*PROVIDED TEXT*
Depending on the selected field model, there are some different properties that must be set. These are some examples:

Dédalo field element	Dédalo property
field_enum	{"enum": {"1": "yes","2": "no"}}
field_varchar	{"varchar":160}

Some times the source data should be processed before sending a response. There is a special property used to configure a function that should be executed to get the final data result:

{
    // class_name - will be set with name of the class where the function to be executed is located
    // function_name - will be set with the name of the function to be executed to process the data
    "process_dato": "class_name::function_name",
    "process_dato_arguments": {
        // argument1…N - will be set with the different parameters that the function needs to process the data
        // value1…N - will be set with the value that will be assigned to the parameter"
        "argument1": "value1_text",
        "argument2": "value2_int",
        ...
        "argumentN": "valueN_text"
        }
}

Examples:

{
  "process_dato": "diffusion_sql::split_date_range",
  "process_dato_arguments": {
    "selected_key": 0,
    "selected_date": "start"
  }
}

The function will process a component date of range type and will split it returning, in this case, the start date.

{
    "process_dato": "diffusion_sql::map_locator_to_termID",
    "process_dato_arguments": {
        "custom_arguments": {
            "add_parents": false
        }
    }
}

The function will map the locators to their termID and, in this case, is not adding their parents.

Models for RDF

model	definition
external_ontologies	group of definitions (main diffusion term)
external_ontology	definition of other ontology
owl:Class	Class
owl:ObjectProperty	Property

Dédalo diffusion engine

It manages Dédalo’s diffusion schema and data.

Diffusion engine will process the Dédalo data and transform to other formats using the diffusion ontology. When user publish data Diffusion engine will do the transoms and store the result into other databases or files using an ontology map that defines what sections and fields will be exported.

The most common scenario is to publish the data in a separate MariaDB / MySQL database. All the published data is intentionally published by the administrators and therefore, the destination database can be used for consultation without compromising the original data stored in the Dédalo working database.

Output could be targeted to another database or RDF files or any other format defined in the diffusion ontology. Every format will has his own diffusion engine.

Dédalo has some configurations already prepared for use as Oral History, Bibliography or Web, but you can build others, following the already existing elements patterns.

Each element of the ontology has several parameters that define the characteristics and the output format of the field in the MySQL table.

*CHALLENGE 1*
In the records, change "legend-description" to "legend-caption" in the lines from the one with "legend-bottom-divider [120, 534, 1049, 535]" to the one with "list-item: • Es", and give back only those lines with everything else left as it was.
The records that come next are unrelated to the text on Dédalo field models and its diffusion engine.

*EXTRACTED ENTRIES*
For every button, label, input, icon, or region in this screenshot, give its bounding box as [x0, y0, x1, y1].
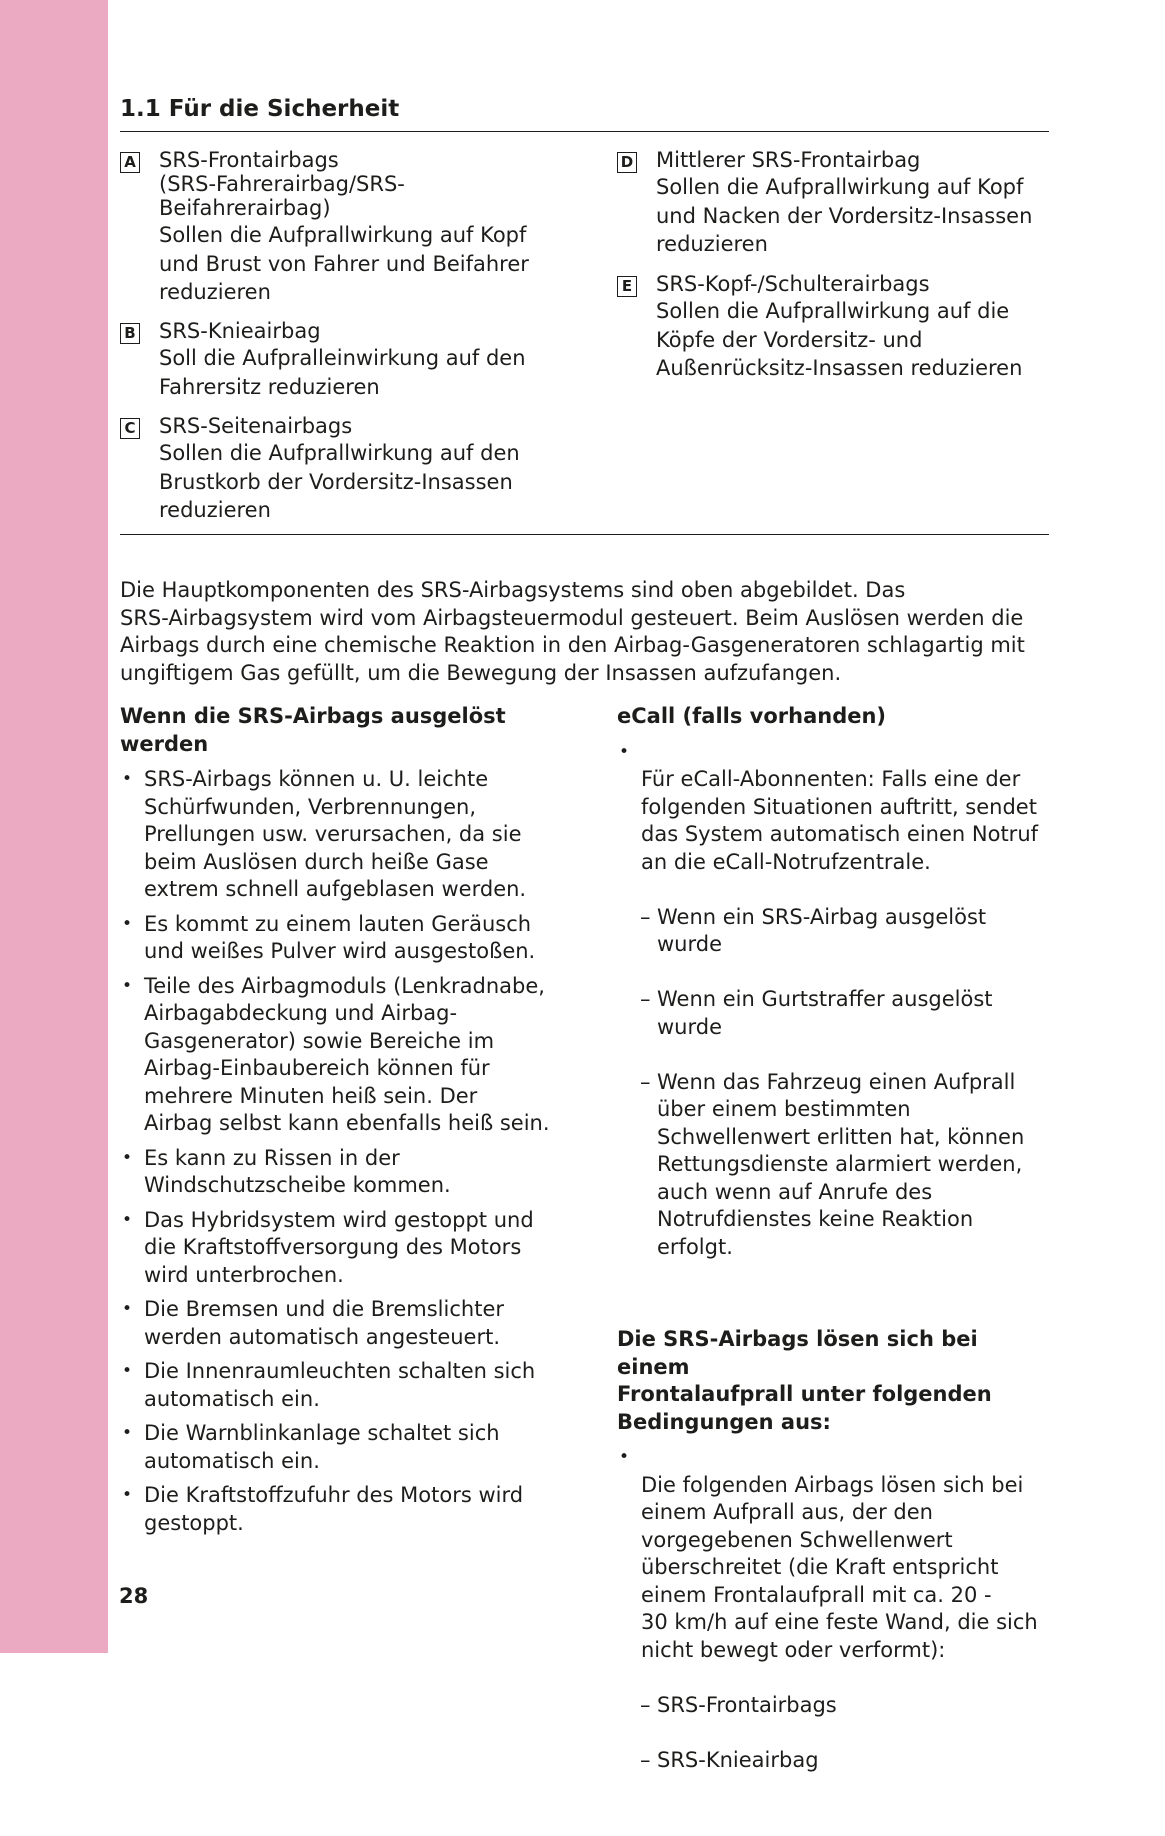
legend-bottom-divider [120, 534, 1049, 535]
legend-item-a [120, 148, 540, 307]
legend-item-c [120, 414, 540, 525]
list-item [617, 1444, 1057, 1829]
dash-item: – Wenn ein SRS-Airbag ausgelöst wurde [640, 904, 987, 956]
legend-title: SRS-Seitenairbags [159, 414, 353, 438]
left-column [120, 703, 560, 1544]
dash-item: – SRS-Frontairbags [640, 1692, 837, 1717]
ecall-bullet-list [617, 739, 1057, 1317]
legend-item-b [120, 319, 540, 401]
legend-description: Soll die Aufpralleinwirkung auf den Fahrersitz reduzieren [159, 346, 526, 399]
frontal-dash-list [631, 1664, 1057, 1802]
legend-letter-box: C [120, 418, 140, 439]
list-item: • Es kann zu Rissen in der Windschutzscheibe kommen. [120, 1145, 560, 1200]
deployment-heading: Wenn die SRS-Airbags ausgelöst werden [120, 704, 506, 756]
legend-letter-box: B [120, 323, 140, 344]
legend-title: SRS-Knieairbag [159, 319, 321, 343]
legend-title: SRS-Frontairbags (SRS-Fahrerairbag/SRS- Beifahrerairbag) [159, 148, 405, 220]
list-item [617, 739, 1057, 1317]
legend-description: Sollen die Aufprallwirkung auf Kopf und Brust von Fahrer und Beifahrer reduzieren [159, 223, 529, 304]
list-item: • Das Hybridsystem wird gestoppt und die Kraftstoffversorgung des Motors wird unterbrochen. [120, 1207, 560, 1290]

*CHALLENGE 2*
List every model that the text on Dédalo diffusion gives in its table of models for RDF.

*EXPECTED ANSWER 1*
legend-bottom-divider [120, 534, 1049, 535]
legend-item-a [120, 148, 540, 307]
legend-item-c [120, 414, 540, 525]
list-item [617, 1444, 1057, 1829]
dash-item: – Wenn ein SRS-Airbag ausgelöst wurde [640, 904, 987, 956]
legend-title: SRS-Seitenairbags [159, 414, 353, 438]
left-column [120, 703, 560, 1544]
dash-item: – SRS-Frontairbags [640, 1692, 837, 1717]
ecall-bullet-list [617, 739, 1057, 1317]
legend-item-b [120, 319, 540, 401]
legend-caption: Soll die Aufpralleinwirkung auf den Fahrersitz reduzieren [159, 346, 526, 399]
frontal-dash-list [631, 1664, 1057, 1802]
legend-letter-box: C [120, 418, 140, 439]
list-item: • Es kann zu Rissen in der Windschutzscheibe kommen. [120, 1145, 560, 1200]

*EXPECTED ANSWER 2*
external_ontologies
external_ontology
owl:Class
owl:ObjectProperty